(Dataset rows)

+-------+

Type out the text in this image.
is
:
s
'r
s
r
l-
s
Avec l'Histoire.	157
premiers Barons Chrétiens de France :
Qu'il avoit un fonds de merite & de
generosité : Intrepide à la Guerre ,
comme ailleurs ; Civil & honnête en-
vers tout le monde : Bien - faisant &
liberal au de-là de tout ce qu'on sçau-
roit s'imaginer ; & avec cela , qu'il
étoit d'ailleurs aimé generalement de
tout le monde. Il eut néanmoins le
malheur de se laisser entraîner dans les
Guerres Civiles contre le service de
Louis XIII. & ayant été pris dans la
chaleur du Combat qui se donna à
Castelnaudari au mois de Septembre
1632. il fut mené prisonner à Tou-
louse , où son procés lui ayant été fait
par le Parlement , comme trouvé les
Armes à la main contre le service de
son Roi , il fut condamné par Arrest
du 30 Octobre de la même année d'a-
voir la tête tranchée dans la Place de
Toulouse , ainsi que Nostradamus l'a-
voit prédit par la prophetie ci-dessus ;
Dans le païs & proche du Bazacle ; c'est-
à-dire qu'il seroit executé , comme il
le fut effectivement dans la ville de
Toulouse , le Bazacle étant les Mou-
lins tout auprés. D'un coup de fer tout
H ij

+-------+

> [The request]
Each record above should be returned exactly as it appears.

> [Written answer]
Type out the text in this image.
is
:
s
'r
s
r
l-
s
Avec l'Histoire.	157
premiers Barons Chrétiens de France :
Qu'il avoit un fonds de merite & de
generosité : Intrepide à la Guerre ,
comme ailleurs ; Civil & honnête en-
vers tout le monde : Bien - faisant &
liberal au de-là de tout ce qu'on sçau-
roit s'imaginer ; & avec cela , qu'il
étoit d'ailleurs aimé generalement de
tout le monde. Il eut néanmoins le
malheur de se laisser entraîner dans les
Guerres Civiles contre le service de
Louis XIII. & ayant été pris dans la
chaleur du Combat qui se donna à
Castelnaudari au mois de Septembre
1632. il fut mené prisonner à Tou-
louse , où son procés lui ayant été fait
par le Parlement , comme trouvé les
Armes à la main contre le service de
son Roi , il fut condamné par Arrest
du 30 Octobre de la même année d'a-
voir la tête tranchée dans la Place de
Toulouse , ainsi que Nostradamus l'a-
voit prédit par la prophetie ci-dessus ;
Dans le païs & proche du Bazacle ; c'est-
à-dire qu'il seroit executé , comme il
le fut effectivement dans la ville de
Toulouse , le Bazacle étant les Mou-
lins tout auprés. D'un coup de fer tout
H ij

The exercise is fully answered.